>> BEGIN Data supplied
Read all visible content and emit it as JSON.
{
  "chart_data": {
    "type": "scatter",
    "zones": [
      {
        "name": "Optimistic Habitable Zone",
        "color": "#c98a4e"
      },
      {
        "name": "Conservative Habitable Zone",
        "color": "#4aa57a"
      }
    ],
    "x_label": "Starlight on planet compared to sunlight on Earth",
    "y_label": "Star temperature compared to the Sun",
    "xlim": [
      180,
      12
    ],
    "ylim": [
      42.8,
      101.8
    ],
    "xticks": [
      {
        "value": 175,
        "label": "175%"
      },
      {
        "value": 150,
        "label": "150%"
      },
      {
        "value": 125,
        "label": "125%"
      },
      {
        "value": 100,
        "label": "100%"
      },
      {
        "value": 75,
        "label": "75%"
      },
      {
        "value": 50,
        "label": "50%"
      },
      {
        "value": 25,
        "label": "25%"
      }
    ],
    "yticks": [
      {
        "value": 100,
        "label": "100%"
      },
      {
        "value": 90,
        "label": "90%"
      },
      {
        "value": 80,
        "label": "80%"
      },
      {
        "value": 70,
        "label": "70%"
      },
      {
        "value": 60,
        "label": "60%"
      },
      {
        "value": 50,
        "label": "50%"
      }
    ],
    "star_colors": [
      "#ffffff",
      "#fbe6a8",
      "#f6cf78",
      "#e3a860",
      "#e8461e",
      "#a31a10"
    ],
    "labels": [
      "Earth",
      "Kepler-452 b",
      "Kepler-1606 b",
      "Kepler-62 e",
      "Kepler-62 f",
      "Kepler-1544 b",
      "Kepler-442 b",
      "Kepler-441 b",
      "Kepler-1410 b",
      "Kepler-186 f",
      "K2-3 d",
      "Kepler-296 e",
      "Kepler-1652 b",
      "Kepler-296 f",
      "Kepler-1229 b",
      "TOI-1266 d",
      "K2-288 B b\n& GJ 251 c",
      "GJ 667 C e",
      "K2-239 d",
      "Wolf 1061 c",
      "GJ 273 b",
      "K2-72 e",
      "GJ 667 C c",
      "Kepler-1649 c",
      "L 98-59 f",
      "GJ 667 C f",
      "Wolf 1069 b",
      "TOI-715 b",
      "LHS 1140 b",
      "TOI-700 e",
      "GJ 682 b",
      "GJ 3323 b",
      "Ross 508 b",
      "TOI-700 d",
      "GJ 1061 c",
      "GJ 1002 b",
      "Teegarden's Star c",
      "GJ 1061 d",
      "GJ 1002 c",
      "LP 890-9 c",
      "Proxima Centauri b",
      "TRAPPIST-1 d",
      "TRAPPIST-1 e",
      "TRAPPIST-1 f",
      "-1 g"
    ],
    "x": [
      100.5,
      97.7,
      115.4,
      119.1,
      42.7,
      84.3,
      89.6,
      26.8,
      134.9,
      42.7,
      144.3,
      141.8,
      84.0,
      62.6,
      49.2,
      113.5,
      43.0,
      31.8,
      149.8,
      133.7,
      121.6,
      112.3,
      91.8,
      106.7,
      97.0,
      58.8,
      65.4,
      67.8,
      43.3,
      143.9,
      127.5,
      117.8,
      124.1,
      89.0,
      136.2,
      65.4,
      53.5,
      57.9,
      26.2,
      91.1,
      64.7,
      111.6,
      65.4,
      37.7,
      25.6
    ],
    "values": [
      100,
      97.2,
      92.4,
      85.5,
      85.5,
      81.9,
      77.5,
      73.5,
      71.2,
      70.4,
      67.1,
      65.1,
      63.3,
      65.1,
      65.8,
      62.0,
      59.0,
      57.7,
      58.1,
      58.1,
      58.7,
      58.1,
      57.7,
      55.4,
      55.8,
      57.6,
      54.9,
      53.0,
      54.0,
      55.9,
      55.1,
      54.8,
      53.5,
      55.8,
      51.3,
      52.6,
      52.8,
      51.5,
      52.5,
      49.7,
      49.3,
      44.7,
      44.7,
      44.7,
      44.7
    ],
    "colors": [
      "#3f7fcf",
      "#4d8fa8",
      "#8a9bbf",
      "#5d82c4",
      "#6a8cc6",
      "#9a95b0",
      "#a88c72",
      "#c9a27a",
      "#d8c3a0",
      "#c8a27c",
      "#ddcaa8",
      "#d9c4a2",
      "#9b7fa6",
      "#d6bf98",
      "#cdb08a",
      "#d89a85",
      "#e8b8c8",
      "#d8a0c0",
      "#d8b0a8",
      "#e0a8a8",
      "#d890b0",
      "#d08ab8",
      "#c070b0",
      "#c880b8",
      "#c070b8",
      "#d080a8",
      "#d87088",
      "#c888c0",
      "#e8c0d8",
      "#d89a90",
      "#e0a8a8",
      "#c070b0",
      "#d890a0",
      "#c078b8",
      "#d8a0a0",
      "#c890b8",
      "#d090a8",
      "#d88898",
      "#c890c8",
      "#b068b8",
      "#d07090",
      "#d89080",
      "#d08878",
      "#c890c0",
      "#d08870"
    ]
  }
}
>> END Data supplied
Aim -> Send back each record exactly as it stands.

Worked answer ->
Read all visible content and emit it as JSON.
{
  "chart_data": {
    "type": "scatter",
    "zones": [
      {
        "name": "Optimistic Habitable Zone",
        "color": "#c98a4e"
      },
      {
        "name": "Conservative Habitable Zone",
        "color": "#4aa57a"
      }
    ],
    "x_label": "Starlight on planet compared to sunlight on Earth",
    "y_label": "Star temperature compared to the Sun",
    "xlim": [
      180,
      12
    ],
    "ylim": [
      42.8,
      101.8
    ],
    "xticks": [
      {
        "value": 175,
        "label": "175%"
      },
      {
        "value": 150,
        "label": "150%"
      },
      {
        "value": 125,
        "label": "125%"
      },
      {
        "value": 100,
        "label": "100%"
      },
      {
        "value": 75,
        "label": "75%"
      },
      {
        "value": 50,
        "label": "50%"
      },
      {
        "value": 25,
        "label": "25%"
      }
    ],
    "yticks": [
      {
        "value": 100,
        "label": "100%"
      },
      {
        "value": 90,
        "label": "90%"
      },
      {
        "value": 80,
        "label": "80%"
      },
      {
        "value": 70,
        "label": "70%"
      },
      {
        "value": 60,
        "label": "60%"
      },
      {
        "value": 50,
        "label": "50%"
      }
    ],
    "star_colors": [
      "#ffffff",
      "#fbe6a8",
      "#f6cf78",
      "#e3a860",
      "#e8461e",
      "#a31a10"
    ],
    "labels": [
      "Earth",
      "Kepler-452 b",
      "Kepler-1606 b",
      "Kepler-62 e",
      "Kepler-62 f",
      "Kepler-1544 b",
      "Kepler-442 b",
      "Kepler-441 b",
      "Kepler-1410 b",
      "Kepler-186 f",
      "K2-3 d",
      "Kepler-296 e",
      "Kepler-1652 b",
      "Kepler-296 f",
      "Kepler-1229 b",
      "TOI-1266 d",
      "K2-288 B b\n& GJ 251 c",
      "GJ 667 C e",
      "K2-239 d",
      "Wolf 1061 c",
      "GJ 273 b",
      "K2-72 e",
      "GJ 667 C c",
      "Kepler-1649 c",
      "L 98-59 f",
      "GJ 667 C f",
      "Wolf 1069 b",
      "TOI-715 b",
      "LHS 1140 b",
      "TOI-700 e",
      "GJ 682 b",
      "GJ 3323 b",
      "Ross 508 b",
      "TOI-700 d",
      "GJ 1061 c",
      "GJ 1002 b",
      "Teegarden's Star c",
      "GJ 1061 d",
      "GJ 1002 c",
      "LP 890-9 c",
      "Proxima Centauri b",
      "TRAPPIST-1 d",
      "TRAPPIST-1 e",
      "TRAPPIST-1 f",
      "-1 g"
    ],
    "x": [
      100.5,
      97.7,
      115.4,
      119.1,
      42.7,
      84.3,
      89.6,
      26.8,
      134.9,
      42.7,
      144.3,
      141.8,
      84.0,
      62.6,
      49.2,
      113.5,
      43.0,
      31.8,
      149.8,
      133.7,
      121.6,
      112.3,
      91.8,
      106.7,
      97.0,
      58.8,
      65.4,
      67.8,
      43.3,
      143.9,
      127.5,
      117.8,
      124.1,
      89.0,
      136.2,
      65.4,
      53.5,
      57.9,
      26.2,
      91.1,
      64.7,
      111.6,
      65.4,
      37.7,
      25.6
    ],
    "values": [
      100,
      97.2,
      92.4,
      85.5,
      85.5,
      81.9,
      77.5,
      73.5,
      71.2,
      70.4,
      67.1,
      65.1,
      63.3,
      65.1,
      65.8,
      62.0,
      59.0,
      57.7,
      58.1,
      58.1,
      58.7,
      58.1,
      57.7,
      55.4,
      55.8,
      57.6,
      54.9,
      53.0,
      54.0,
      55.9,
      55.1,
      54.8,
      53.5,
      55.8,
      51.3,
      52.6,
      52.8,
      51.5,
      52.5,
      49.7,
      49.3,
      44.7,
      44.7,
      44.7,
      44.7
    ],
    "colors": [
      "#3f7fcf",
      "#4d8fa8",
      "#8a9bbf",
      "#5d82c4",
      "#6a8cc6",
      "#9a95b0",
      "#a88c72",
      "#c9a27a",
      "#d8c3a0",
      "#c8a27c",
      "#ddcaa8",
      "#d9c4a2",
      "#9b7fa6",
      "#d6bf98",
      "#cdb08a",
      "#d89a85",
      "#e8b8c8",
      "#d8a0c0",
      "#d8b0a8",
      "#e0a8a8",
      "#d890b0",
      "#d08ab8",
      "#c070b0",
      "#c880b8",
      "#c070b8",
      "#d080a8",
      "#d87088",
      "#c888c0",
      "#e8c0d8",
      "#d89a90",
      "#e0a8a8",
      "#c070b0",
      "#d890a0",
      "#c078b8",
      "#d8a0a0",
      "#c890b8",
      "#d090a8",
      "#d88898",
      "#c890c8",
      "#b068b8",
      "#d07090",
      "#d89080",
      "#d08878",
      "#c890c0",
      "#d08870"
    ]
  }
}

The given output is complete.